-- start of Provided data --

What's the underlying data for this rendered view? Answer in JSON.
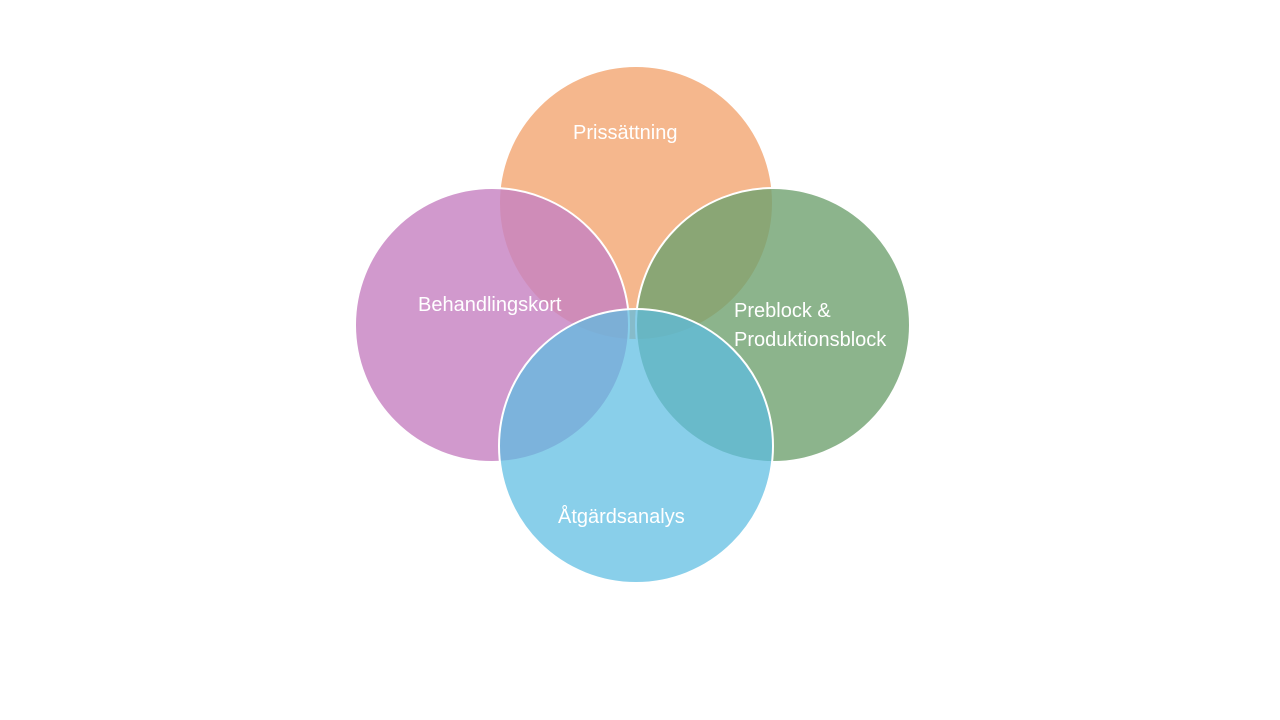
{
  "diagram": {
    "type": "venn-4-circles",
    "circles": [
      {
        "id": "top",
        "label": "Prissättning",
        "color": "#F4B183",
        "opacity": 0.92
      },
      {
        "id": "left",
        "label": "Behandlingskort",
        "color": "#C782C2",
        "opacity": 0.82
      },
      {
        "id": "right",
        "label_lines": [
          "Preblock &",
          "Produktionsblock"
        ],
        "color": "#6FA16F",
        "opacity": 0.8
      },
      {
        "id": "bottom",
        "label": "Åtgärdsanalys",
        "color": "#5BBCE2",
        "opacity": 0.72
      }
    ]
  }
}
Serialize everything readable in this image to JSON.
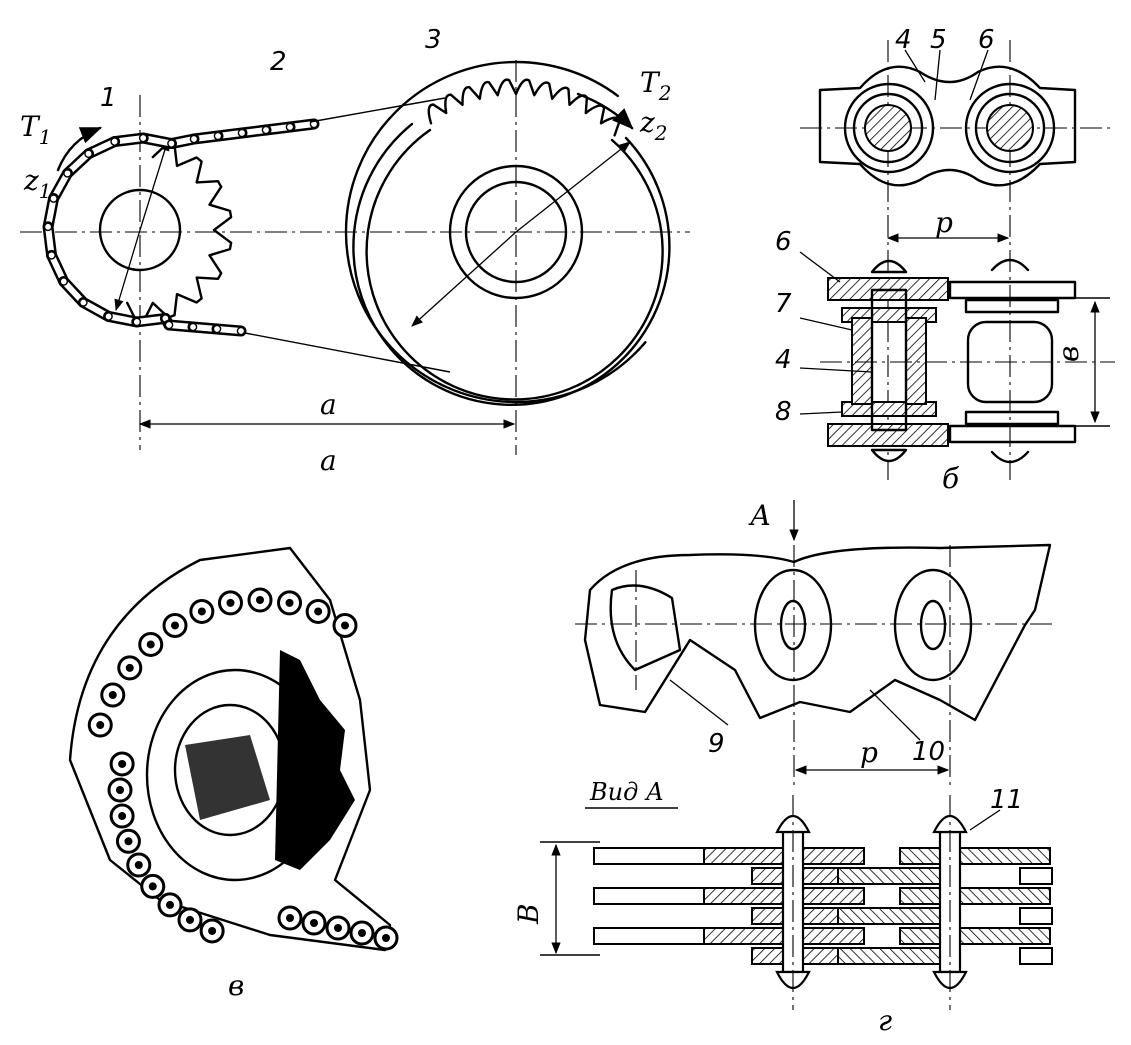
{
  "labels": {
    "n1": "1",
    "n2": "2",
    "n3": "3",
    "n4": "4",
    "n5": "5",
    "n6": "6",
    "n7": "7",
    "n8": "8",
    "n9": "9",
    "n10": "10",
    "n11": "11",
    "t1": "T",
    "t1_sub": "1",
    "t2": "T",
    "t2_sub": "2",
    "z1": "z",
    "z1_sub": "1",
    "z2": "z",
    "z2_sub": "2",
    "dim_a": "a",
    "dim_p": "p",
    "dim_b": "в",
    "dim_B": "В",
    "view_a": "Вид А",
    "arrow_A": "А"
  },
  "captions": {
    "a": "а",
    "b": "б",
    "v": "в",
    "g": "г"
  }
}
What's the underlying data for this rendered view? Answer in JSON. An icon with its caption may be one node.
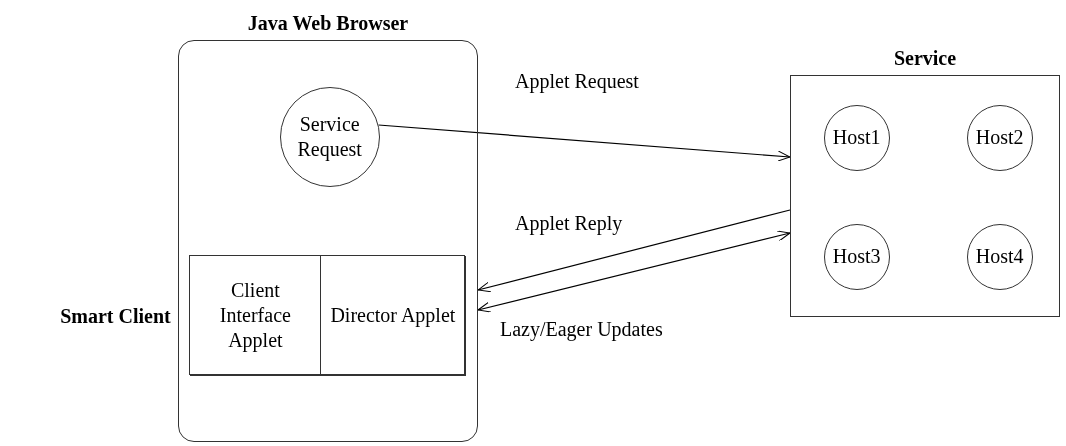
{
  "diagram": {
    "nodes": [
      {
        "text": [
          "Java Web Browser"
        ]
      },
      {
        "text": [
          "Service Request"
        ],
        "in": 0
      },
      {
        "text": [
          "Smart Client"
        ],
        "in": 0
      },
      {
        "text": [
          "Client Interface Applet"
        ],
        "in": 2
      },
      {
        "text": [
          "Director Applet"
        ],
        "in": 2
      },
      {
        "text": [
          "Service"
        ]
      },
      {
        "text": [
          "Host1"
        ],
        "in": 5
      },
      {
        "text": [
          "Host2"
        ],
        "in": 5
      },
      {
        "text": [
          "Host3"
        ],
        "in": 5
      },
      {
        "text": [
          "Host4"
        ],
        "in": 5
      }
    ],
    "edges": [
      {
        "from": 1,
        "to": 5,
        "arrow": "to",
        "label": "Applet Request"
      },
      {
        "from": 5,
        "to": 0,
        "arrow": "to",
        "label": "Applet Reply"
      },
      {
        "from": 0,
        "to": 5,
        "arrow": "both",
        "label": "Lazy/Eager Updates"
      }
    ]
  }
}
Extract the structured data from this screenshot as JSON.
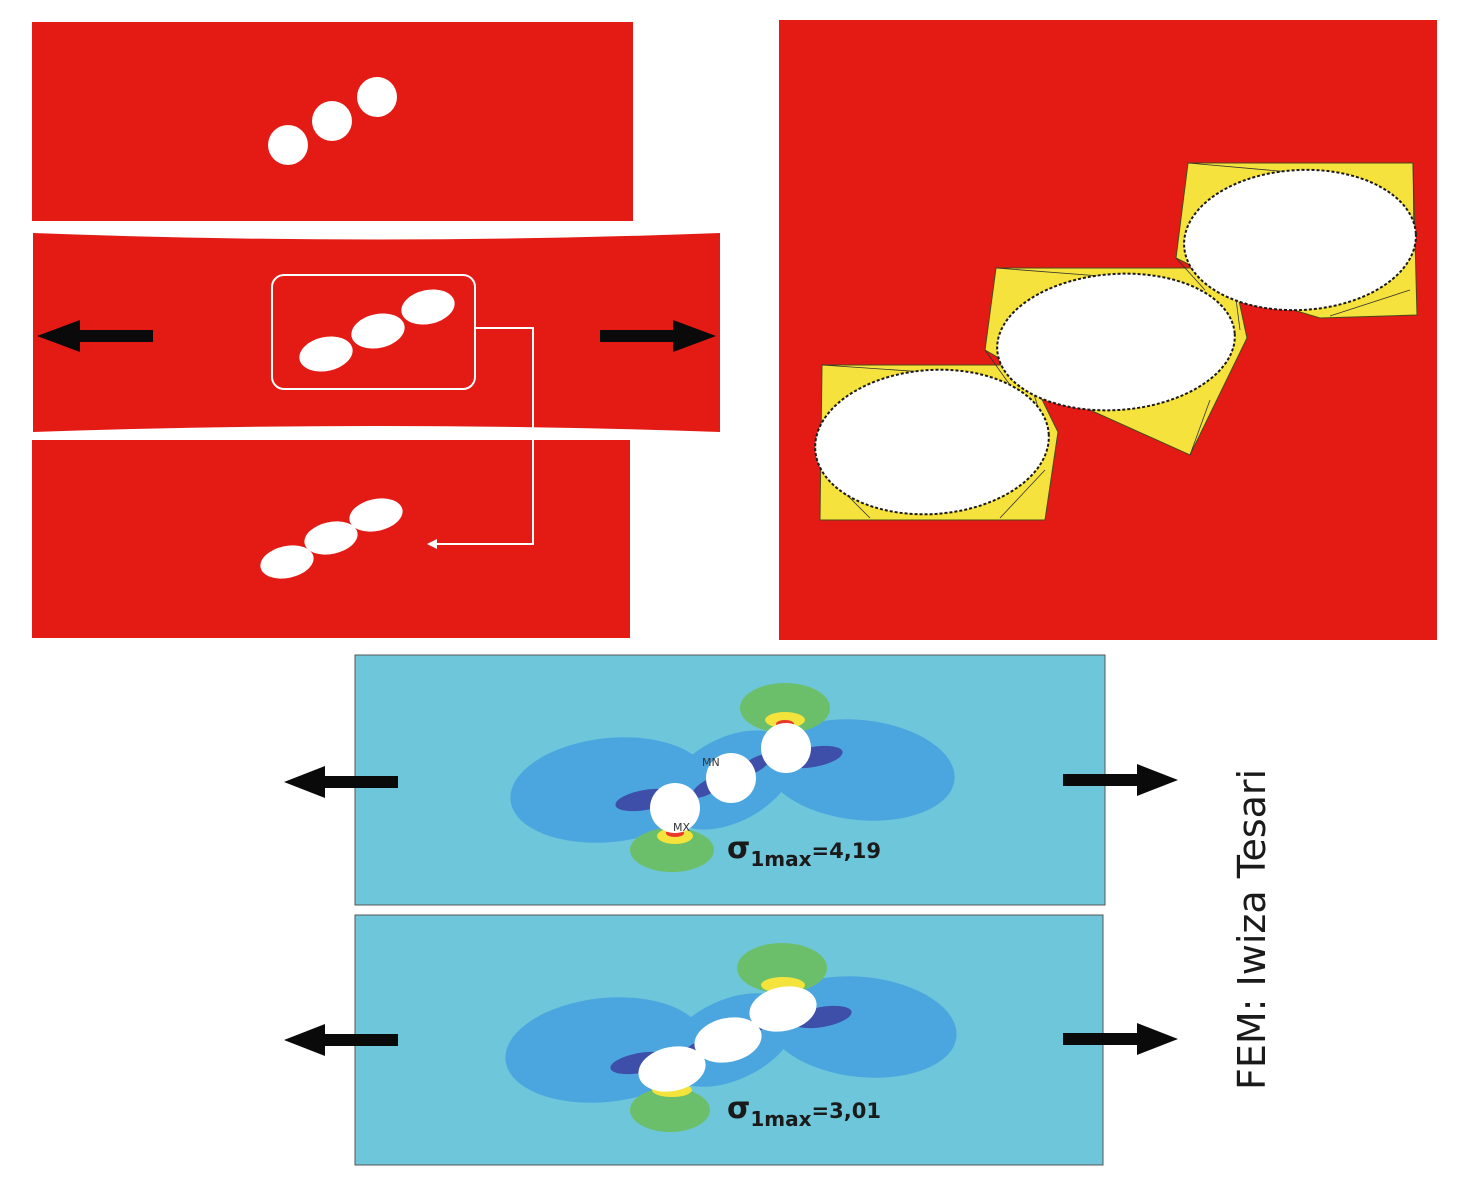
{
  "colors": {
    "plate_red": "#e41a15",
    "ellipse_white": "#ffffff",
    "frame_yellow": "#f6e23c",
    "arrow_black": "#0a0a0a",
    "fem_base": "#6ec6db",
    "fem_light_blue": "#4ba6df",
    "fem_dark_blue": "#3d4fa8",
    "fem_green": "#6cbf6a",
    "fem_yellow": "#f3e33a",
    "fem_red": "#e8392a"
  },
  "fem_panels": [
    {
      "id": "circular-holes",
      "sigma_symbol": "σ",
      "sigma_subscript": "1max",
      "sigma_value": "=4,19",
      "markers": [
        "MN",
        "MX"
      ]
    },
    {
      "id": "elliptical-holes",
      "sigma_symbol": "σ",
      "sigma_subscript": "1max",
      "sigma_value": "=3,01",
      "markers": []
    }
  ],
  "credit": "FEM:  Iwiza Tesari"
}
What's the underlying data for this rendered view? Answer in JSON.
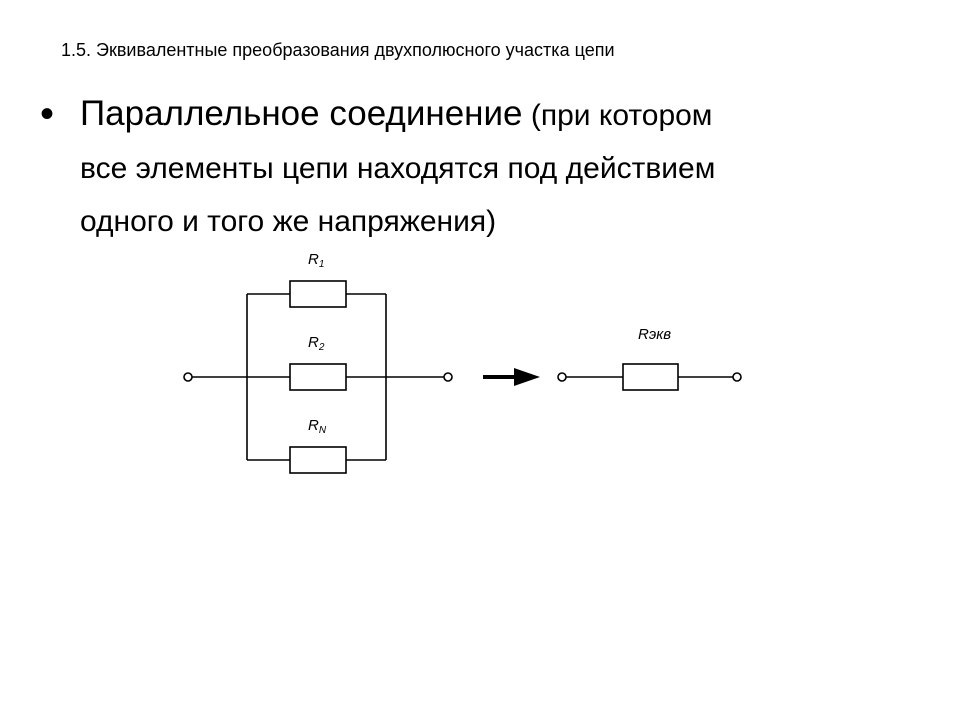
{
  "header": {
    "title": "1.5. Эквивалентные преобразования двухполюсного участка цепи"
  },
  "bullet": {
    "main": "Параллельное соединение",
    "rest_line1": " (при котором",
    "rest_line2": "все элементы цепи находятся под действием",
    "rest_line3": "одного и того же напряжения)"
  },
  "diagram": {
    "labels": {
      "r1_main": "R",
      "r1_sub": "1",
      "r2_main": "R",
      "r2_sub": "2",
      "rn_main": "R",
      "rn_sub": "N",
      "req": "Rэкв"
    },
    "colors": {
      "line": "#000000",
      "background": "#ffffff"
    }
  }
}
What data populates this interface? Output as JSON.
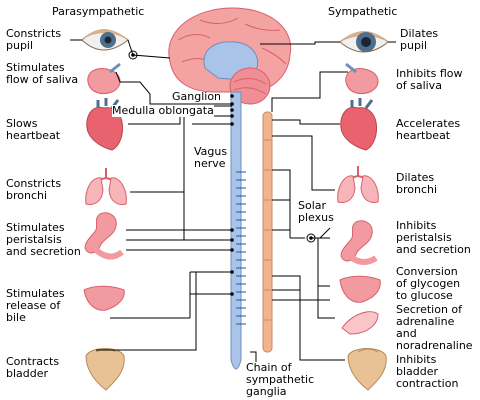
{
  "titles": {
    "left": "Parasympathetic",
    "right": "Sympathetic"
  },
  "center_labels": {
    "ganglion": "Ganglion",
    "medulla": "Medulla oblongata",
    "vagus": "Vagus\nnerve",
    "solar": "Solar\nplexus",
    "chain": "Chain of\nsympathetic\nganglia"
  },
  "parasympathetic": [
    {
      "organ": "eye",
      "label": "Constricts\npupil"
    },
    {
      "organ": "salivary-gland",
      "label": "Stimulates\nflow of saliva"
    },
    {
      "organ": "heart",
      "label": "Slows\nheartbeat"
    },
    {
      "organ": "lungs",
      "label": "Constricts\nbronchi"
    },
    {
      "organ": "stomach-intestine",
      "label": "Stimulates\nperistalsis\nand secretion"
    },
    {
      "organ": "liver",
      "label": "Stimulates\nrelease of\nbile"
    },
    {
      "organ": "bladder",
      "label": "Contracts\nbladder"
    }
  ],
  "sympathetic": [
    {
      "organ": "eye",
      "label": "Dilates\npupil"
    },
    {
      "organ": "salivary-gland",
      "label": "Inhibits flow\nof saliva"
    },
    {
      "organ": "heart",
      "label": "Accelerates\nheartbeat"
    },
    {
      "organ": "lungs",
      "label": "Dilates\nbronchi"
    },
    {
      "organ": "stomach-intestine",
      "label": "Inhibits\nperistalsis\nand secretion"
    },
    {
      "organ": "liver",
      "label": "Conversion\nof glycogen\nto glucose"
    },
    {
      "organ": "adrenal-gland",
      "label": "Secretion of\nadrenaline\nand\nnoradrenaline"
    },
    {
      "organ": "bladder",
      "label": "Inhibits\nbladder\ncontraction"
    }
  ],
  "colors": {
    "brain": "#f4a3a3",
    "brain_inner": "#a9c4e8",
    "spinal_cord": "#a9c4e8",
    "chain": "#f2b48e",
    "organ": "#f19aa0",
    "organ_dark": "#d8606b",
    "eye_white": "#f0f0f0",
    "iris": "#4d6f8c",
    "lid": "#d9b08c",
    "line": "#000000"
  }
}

-- end of Provided data --

▶ **The task**
Reproduce the material above verbatim; omit every picture.

▶ **Task output**
What's the underlying data for this rendered view? Answer in JSON.
{
  "diagram": {
    "type": "venn-4-circles",
    "circles": [
      {
        "id": "top",
        "label": "Prissättning",
        "color": "#F4B183",
        "opacity": 0.92
      },
      {
        "id": "left",
        "label": "Behandlingskort",
        "color": "#C782C2",
        "opacity": 0.82
      },
      {
        "id": "right",
        "label_lines": [
          "Preblock &",
          "Produktionsblock"
        ],
        "color": "#6FA16F",
        "opacity": 0.8
      },
      {
        "id": "bottom",
        "label": "Åtgärdsanalys",
        "color": "#5BBCE2",
        "opacity": 0.72
      }
    ]
  }
}
Serialize everything readable in this image to JSON.
{
  "labels": {
    "n1": "1",
    "n2": "2",
    "n3": "3",
    "n4": "4",
    "n5": "5",
    "n6": "6",
    "n7": "7",
    "n8": "8",
    "n9": "9",
    "n10": "10",
    "n11": "11",
    "t1": "T",
    "t1_sub": "1",
    "t2": "T",
    "t2_sub": "2",
    "z1": "z",
    "z1_sub": "1",
    "z2": "z",
    "z2_sub": "2",
    "dim_a": "a",
    "dim_p": "p",
    "dim_b": "в",
    "dim_B": "В",
    "view_a": "Вид А",
    "arrow_A": "А"
  },
  "captions": {
    "a": "а",
    "b": "б",
    "v": "в",
    "g": "г"
  }
}
What's the underlying data for this rendered view? Answer in JSON. An icon with its caption may be one node.
{
  "diagram": {
    "nodes": [
      {
        "text": [
          "Java Web Browser"
        ]
      },
      {
        "text": [
          "Service Request"
        ],
        "in": 0
      },
      {
        "text": [
          "Smart Client"
        ],
        "in": 0
      },
      {
        "text": [
          "Client Interface Applet"
        ],
        "in": 2
      },
      {
        "text": [
          "Director Applet"
        ],
        "in": 2
      },
      {
        "text": [
          "Service"
        ]
      },
      {
        "text": [
          "Host1"
        ],
        "in": 5
      },
      {
        "text": [
          "Host2"
        ],
        "in": 5
      },
      {
        "text": [
          "Host3"
        ],
        "in": 5
      },
      {
        "text": [
          "Host4"
        ],
        "in": 5
      }
    ],
    "edges": [
      {
        "from": 1,
        "to": 5,
        "arrow": "to",
        "label": "Applet Request"
      },
      {
        "from": 5,
        "to": 0,
        "arrow": "to",
        "label": "Applet Reply"
      },
      {
        "from": 0,
        "to": 5,
        "arrow": "both",
        "label": "Lazy/Eager Updates"
      }
    ]
  }
}
Extract the structured data from this screenshot as JSON.
{
  "colors": {
    "plate_red": "#e41a15",
    "ellipse_white": "#ffffff",
    "frame_yellow": "#f6e23c",
    "arrow_black": "#0a0a0a",
    "fem_base": "#6ec6db",
    "fem_light_blue": "#4ba6df",
    "fem_dark_blue": "#3d4fa8",
    "fem_green": "#6cbf6a",
    "fem_yellow": "#f3e33a",
    "fem_red": "#e8392a"
  },
  "fem_panels": [
    {
      "id": "circular-holes",
      "sigma_symbol": "σ",
      "sigma_subscript": "1max",
      "sigma_value": "=4,19",
      "markers": [
        "MN",
        "MX"
      ]
    },
    {
      "id": "elliptical-holes",
      "sigma_symbol": "σ",
      "sigma_subscript": "1max",
      "sigma_value": "=3,01",
      "markers": []
    }
  ],
  "credit": "FEM:  Iwiza Tesari"
}
What's the underlying data for this rendered view? Answer in JSON.
{
  "header": {
    "title": "1.5. Эквивалентные преобразования двухполюсного участка цепи"
  },
  "bullet": {
    "main": "Параллельное соединение",
    "rest_line1": " (при котором",
    "rest_line2": "все элементы цепи находятся под действием",
    "rest_line3": "одного и того же напряжения)"
  },
  "diagram": {
    "labels": {
      "r1_main": "R",
      "r1_sub": "1",
      "r2_main": "R",
      "r2_sub": "2",
      "rn_main": "R",
      "rn_sub": "N",
      "req": "Rэкв"
    },
    "colors": {
      "line": "#000000",
      "background": "#ffffff"
    }
  }
}
What data populates this interface? Output as JSON.
{
  "titles": {
    "left": "Parasympathetic",
    "right": "Sympathetic"
  },
  "center_labels": {
    "ganglion": "Ganglion",
    "medulla": "Medulla oblongata",
    "vagus": "Vagus\nnerve",
    "solar": "Solar\nplexus",
    "chain": "Chain of\nsympathetic\nganglia"
  },
  "parasympathetic": [
    {
      "organ": "eye",
      "label": "Constricts\npupil"
    },
    {
      "organ": "salivary-gland",
      "label": "Stimulates\nflow of saliva"
    },
    {
      "organ": "heart",
      "label": "Slows\nheartbeat"
    },
    {
      "organ": "lungs",
      "label": "Constricts\nbronchi"
    },
    {
      "organ": "stomach-intestine",
      "label": "Stimulates\nperistalsis\nand secretion"
    },
    {
      "organ": "liver",
      "label": "Stimulates\nrelease of\nbile"
    },
    {
      "organ": "bladder",
      "label": "Contracts\nbladder"
    }
  ],
  "sympathetic": [
    {
      "organ": "eye",
      "label": "Dilates\npupil"
    },
    {
      "organ": "salivary-gland",
      "label": "Inhibits flow\nof saliva"
    },
    {
      "organ": "heart",
      "label": "Accelerates\nheartbeat"
    },
    {
      "organ": "lungs",
      "label": "Dilates\nbronchi"
    },
    {
      "organ": "stomach-intestine",
      "label": "Inhibits\nperistalsis\nand secretion"
    },
    {
      "organ": "liver",
      "label": "Conversion\nof glycogen\nto glucose"
    },
    {
      "organ": "adrenal-gland",
      "label": "Secretion of\nadrenaline\nand\nnoradrenaline"
    },
    {
      "organ": "bladder",
      "label": "Inhibits\nbladder\ncontraction"
    }
  ],
  "colors": {
    "brain": "#f4a3a3",
    "brain_inner": "#a9c4e8",
    "spinal_cord": "#a9c4e8",
    "chain": "#f2b48e",
    "organ": "#f19aa0",
    "organ_dark": "#d8606b",
    "eye_white": "#f0f0f0",
    "iris": "#4d6f8c",
    "lid": "#d9b08c",
    "line": "#000000"
  }
}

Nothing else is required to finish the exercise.